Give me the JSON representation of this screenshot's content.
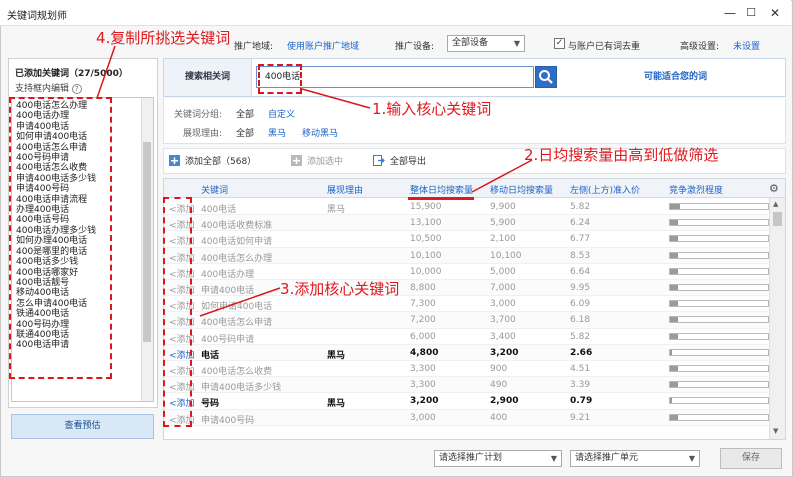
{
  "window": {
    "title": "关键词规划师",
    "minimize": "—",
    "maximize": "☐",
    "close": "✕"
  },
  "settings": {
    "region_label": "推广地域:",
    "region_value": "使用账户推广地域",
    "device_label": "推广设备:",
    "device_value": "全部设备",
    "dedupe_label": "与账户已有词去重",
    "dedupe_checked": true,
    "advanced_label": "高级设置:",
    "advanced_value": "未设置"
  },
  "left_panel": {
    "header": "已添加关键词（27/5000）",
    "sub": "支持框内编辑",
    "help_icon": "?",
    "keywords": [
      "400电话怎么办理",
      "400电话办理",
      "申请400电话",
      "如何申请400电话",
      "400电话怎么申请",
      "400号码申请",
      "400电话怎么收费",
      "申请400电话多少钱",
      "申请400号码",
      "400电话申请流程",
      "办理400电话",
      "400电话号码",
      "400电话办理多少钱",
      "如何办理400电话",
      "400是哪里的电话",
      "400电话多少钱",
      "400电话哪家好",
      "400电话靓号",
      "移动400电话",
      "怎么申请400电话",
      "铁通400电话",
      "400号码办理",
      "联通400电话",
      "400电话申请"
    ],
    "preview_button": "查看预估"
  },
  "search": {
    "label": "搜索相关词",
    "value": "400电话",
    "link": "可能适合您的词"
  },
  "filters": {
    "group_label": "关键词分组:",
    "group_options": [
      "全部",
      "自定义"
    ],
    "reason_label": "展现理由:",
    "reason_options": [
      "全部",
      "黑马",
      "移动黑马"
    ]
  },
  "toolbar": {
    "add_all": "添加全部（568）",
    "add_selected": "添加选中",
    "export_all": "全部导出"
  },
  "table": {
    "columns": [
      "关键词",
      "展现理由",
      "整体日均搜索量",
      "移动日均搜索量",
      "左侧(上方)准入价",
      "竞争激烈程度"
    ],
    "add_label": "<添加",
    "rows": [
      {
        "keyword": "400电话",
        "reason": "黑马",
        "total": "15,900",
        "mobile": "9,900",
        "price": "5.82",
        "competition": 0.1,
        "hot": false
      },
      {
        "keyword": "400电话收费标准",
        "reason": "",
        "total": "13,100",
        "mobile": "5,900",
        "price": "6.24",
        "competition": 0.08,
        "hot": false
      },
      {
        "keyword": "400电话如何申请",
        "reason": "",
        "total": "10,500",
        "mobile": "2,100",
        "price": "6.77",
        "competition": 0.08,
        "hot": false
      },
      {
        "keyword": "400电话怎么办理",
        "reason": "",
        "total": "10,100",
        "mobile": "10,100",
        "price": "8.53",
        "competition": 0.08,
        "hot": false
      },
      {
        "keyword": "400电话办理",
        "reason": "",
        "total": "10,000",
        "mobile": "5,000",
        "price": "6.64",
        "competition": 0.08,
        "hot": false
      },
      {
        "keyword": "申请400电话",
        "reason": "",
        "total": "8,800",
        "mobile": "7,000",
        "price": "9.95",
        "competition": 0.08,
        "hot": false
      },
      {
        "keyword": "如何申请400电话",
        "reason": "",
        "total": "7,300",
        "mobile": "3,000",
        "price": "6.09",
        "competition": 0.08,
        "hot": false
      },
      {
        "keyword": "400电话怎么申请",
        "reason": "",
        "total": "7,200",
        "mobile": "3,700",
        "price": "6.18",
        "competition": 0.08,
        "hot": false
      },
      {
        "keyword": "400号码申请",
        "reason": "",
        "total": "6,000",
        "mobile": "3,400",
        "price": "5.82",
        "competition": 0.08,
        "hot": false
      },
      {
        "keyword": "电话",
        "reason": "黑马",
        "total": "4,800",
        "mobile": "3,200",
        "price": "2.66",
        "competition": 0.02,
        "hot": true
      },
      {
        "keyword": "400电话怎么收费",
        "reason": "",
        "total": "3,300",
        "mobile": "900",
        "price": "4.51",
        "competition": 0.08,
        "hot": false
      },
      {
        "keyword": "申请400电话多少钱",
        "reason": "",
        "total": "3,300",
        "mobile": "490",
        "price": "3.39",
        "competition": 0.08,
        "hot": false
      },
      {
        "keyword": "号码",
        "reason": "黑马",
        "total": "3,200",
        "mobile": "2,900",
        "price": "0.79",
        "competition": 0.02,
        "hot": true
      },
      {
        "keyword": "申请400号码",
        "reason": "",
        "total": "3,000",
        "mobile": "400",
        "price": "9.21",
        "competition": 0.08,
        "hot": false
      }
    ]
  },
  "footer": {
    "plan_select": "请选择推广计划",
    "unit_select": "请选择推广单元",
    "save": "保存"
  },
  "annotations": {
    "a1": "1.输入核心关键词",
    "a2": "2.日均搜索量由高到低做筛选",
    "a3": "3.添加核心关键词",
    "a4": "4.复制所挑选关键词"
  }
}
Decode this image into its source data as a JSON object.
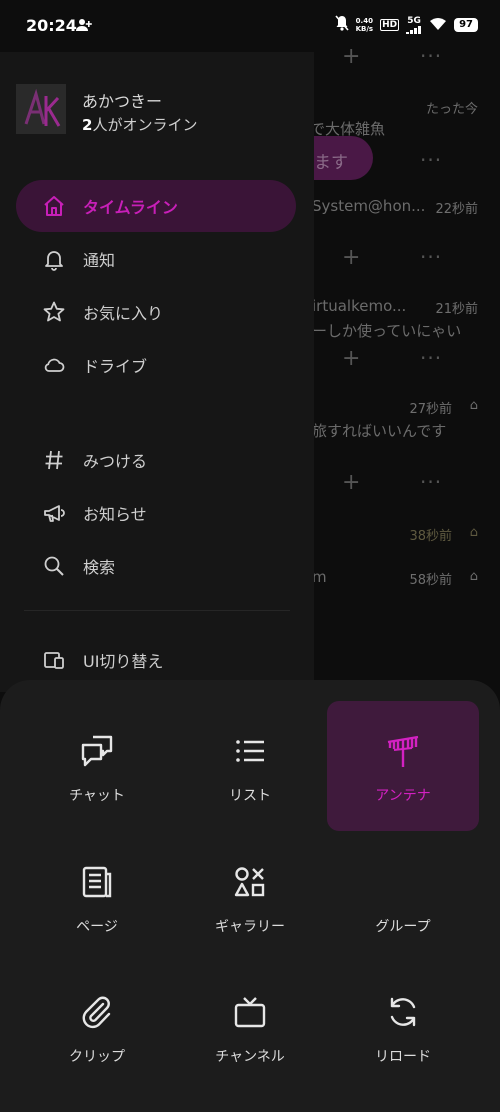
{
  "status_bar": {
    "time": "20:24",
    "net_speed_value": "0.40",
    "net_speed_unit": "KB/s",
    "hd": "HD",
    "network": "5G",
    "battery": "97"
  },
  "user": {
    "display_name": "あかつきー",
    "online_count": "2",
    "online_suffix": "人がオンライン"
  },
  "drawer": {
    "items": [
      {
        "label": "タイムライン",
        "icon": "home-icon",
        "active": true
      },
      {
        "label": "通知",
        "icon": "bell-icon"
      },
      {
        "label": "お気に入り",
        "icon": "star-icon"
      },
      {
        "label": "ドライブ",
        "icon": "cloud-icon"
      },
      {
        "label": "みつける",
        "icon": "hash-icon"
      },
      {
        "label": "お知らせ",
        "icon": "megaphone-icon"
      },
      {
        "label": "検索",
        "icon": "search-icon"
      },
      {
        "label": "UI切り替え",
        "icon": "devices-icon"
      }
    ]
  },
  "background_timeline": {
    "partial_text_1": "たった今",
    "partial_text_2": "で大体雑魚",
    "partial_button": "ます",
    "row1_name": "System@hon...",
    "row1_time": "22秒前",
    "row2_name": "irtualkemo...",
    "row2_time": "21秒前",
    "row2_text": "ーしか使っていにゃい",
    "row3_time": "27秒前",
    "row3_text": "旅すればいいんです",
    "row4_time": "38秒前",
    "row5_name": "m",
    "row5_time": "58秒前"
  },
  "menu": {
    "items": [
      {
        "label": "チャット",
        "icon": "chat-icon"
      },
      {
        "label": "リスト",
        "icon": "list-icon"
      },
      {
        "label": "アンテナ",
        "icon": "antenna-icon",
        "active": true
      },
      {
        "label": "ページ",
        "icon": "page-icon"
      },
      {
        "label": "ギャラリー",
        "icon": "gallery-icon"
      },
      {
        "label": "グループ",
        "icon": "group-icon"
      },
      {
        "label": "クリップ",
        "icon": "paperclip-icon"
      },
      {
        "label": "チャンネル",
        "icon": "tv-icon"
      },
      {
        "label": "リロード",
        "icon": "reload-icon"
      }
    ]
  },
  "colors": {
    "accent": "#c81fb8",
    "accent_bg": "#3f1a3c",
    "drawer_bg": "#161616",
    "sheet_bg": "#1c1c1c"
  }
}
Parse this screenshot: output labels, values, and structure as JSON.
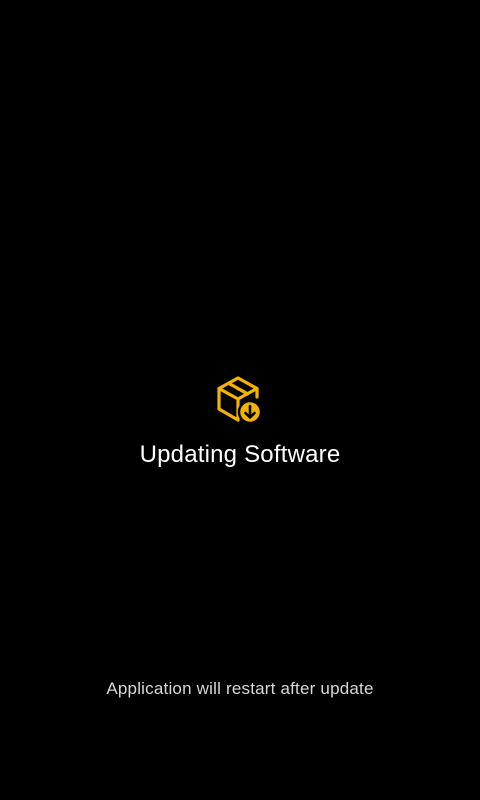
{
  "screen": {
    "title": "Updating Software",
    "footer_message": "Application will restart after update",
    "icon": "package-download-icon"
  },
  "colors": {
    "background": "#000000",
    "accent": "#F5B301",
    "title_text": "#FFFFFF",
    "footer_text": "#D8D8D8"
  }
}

· · ·

> [Set problem] Reproduce all entries without any change, and omit the pictures.

> [Correct answer]
Give me the JSON representation of this screenshot's content.
{
  "window": {
    "title": "关键词规划师",
    "minimize": "—",
    "maximize": "☐",
    "close": "✕"
  },
  "settings": {
    "region_label": "推广地域:",
    "region_value": "使用账户推广地域",
    "device_label": "推广设备:",
    "device_value": "全部设备",
    "dedupe_label": "与账户已有词去重",
    "dedupe_checked": true,
    "advanced_label": "高级设置:",
    "advanced_value": "未设置"
  },
  "left_panel": {
    "header": "已添加关键词（27/5000）",
    "sub": "支持框内编辑",
    "help_icon": "?",
    "keywords": [
      "400电话怎么办理",
      "400电话办理",
      "申请400电话",
      "如何申请400电话",
      "400电话怎么申请",
      "400号码申请",
      "400电话怎么收费",
      "申请400电话多少钱",
      "申请400号码",
      "400电话申请流程",
      "办理400电话",
      "400电话号码",
      "400电话办理多少钱",
      "如何办理400电话",
      "400是哪里的电话",
      "400电话多少钱",
      "400电话哪家好",
      "400电话靓号",
      "移动400电话",
      "怎么申请400电话",
      "铁通400电话",
      "400号码办理",
      "联通400电话",
      "400电话申请"
    ],
    "preview_button": "查看预估"
  },
  "search": {
    "label": "搜索相关词",
    "value": "400电话",
    "link": "可能适合您的词"
  },
  "filters": {
    "group_label": "关键词分组:",
    "group_options": [
      "全部",
      "自定义"
    ],
    "reason_label": "展现理由:",
    "reason_options": [
      "全部",
      "黑马",
      "移动黑马"
    ]
  },
  "toolbar": {
    "add_all": "添加全部（568）",
    "add_selected": "添加选中",
    "export_all": "全部导出"
  },
  "table": {
    "columns": [
      "关键词",
      "展现理由",
      "整体日均搜索量",
      "移动日均搜索量",
      "左侧(上方)准入价",
      "竞争激烈程度"
    ],
    "add_label": "<添加",
    "rows": [
      {
        "keyword": "400电话",
        "reason": "黑马",
        "total": "15,900",
        "mobile": "9,900",
        "price": "5.82",
        "competition": 0.1,
        "hot": false
      },
      {
        "keyword": "400电话收费标准",
        "reason": "",
        "total": "13,100",
        "mobile": "5,900",
        "price": "6.24",
        "competition": 0.08,
        "hot": false
      },
      {
        "keyword": "400电话如何申请",
        "reason": "",
        "total": "10,500",
        "mobile": "2,100",
        "price": "6.77",
        "competition": 0.08,
        "hot": false
      },
      {
        "keyword": "400电话怎么办理",
        "reason": "",
        "total": "10,100",
        "mobile": "10,100",
        "price": "8.53",
        "competition": 0.08,
        "hot": false
      },
      {
        "keyword": "400电话办理",
        "reason": "",
        "total": "10,000",
        "mobile": "5,000",
        "price": "6.64",
        "competition": 0.08,
        "hot": false
      },
      {
        "keyword": "申请400电话",
        "reason": "",
        "total": "8,800",
        "mobile": "7,000",
        "price": "9.95",
        "competition": 0.08,
        "hot": false
      },
      {
        "keyword": "如何申请400电话",
        "reason": "",
        "total": "7,300",
        "mobile": "3,000",
        "price": "6.09",
        "competition": 0.08,
        "hot": false
      },
      {
        "keyword": "400电话怎么申请",
        "reason": "",
        "total": "7,200",
        "mobile": "3,700",
        "price": "6.18",
        "competition": 0.08,
        "hot": false
      },
      {
        "keyword": "400号码申请",
        "reason": "",
        "total": "6,000",
        "mobile": "3,400",
        "price": "5.82",
        "competition": 0.08,
        "hot": false
      },
      {
        "keyword": "电话",
        "reason": "黑马",
        "total": "4,800",
        "mobile": "3,200",
        "price": "2.66",
        "competition": 0.02,
        "hot": true
      },
      {
        "keyword": "400电话怎么收费",
        "reason": "",
        "total": "3,300",
        "mobile": "900",
        "price": "4.51",
        "competition": 0.08,
        "hot": false
      },
      {
        "keyword": "申请400电话多少钱",
        "reason": "",
        "total": "3,300",
        "mobile": "490",
        "price": "3.39",
        "competition": 0.08,
        "hot": false
      },
      {
        "keyword": "号码",
        "reason": "黑马",
        "total": "3,200",
        "mobile": "2,900",
        "price": "0.79",
        "competition": 0.02,
        "hot": true
      },
      {
        "keyword": "申请400号码",
        "reason": "",
        "total": "3,000",
        "mobile": "400",
        "price": "9.21",
        "competition": 0.08,
        "hot": false
      }
    ]
  },
  "footer": {
    "plan_select": "请选择推广计划",
    "unit_select": "请选择推广单元",
    "save": "保存"
  },
  "annotations": {
    "a1": "1.输入核心关键词",
    "a2": "2.日均搜索量由高到低做筛选",
    "a3": "3.添加核心关键词",
    "a4": "4.复制所挑选关键词"
  }
}
Decode this image into its source data as a JSON object.
{
  "status_bar": {
    "time": "20:24",
    "net_speed_value": "0.40",
    "net_speed_unit": "KB/s",
    "hd": "HD",
    "network": "5G",
    "battery": "97"
  },
  "user": {
    "display_name": "あかつきー",
    "online_count": "2",
    "online_suffix": "人がオンライン"
  },
  "drawer": {
    "items": [
      {
        "label": "タイムライン",
        "icon": "home-icon",
        "active": true
      },
      {
        "label": "通知",
        "icon": "bell-icon"
      },
      {
        "label": "お気に入り",
        "icon": "star-icon"
      },
      {
        "label": "ドライブ",
        "icon": "cloud-icon"
      },
      {
        "label": "みつける",
        "icon": "hash-icon"
      },
      {
        "label": "お知らせ",
        "icon": "megaphone-icon"
      },
      {
        "label": "検索",
        "icon": "search-icon"
      },
      {
        "label": "UI切り替え",
        "icon": "devices-icon"
      }
    ]
  },
  "background_timeline": {
    "partial_text_1": "たった今",
    "partial_text_2": "で大体雑魚",
    "partial_button": "ます",
    "row1_name": "System@hon...",
    "row1_time": "22秒前",
    "row2_name": "irtualkemo...",
    "row2_time": "21秒前",
    "row2_text": "ーしか使っていにゃい",
    "row3_time": "27秒前",
    "row3_text": "旅すればいいんです",
    "row4_time": "38秒前",
    "row5_name": "m",
    "row5_time": "58秒前"
  },
  "menu": {
    "items": [
      {
        "label": "チャット",
        "icon": "chat-icon"
      },
      {
        "label": "リスト",
        "icon": "list-icon"
      },
      {
        "label": "アンテナ",
        "icon": "antenna-icon",
        "active": true
      },
      {
        "label": "ページ",
        "icon": "page-icon"
      },
      {
        "label": "ギャラリー",
        "icon": "gallery-icon"
      },
      {
        "label": "グループ",
        "icon": "group-icon"
      },
      {
        "label": "クリップ",
        "icon": "paperclip-icon"
      },
      {
        "label": "チャンネル",
        "icon": "tv-icon"
      },
      {
        "label": "リロード",
        "icon": "reload-icon"
      }
    ]
  },
  "colors": {
    "accent": "#c81fb8",
    "accent_bg": "#3f1a3c",
    "drawer_bg": "#161616",
    "sheet_bg": "#1c1c1c"
  }
}
Parse this screenshot: output labels, values, and structure as JSON.
{
  "screen": {
    "title": "Updating Software",
    "footer_message": "Application will restart after update",
    "icon": "package-download-icon"
  },
  "colors": {
    "background": "#000000",
    "accent": "#F5B301",
    "title_text": "#FFFFFF",
    "footer_text": "#D8D8D8"
  }
}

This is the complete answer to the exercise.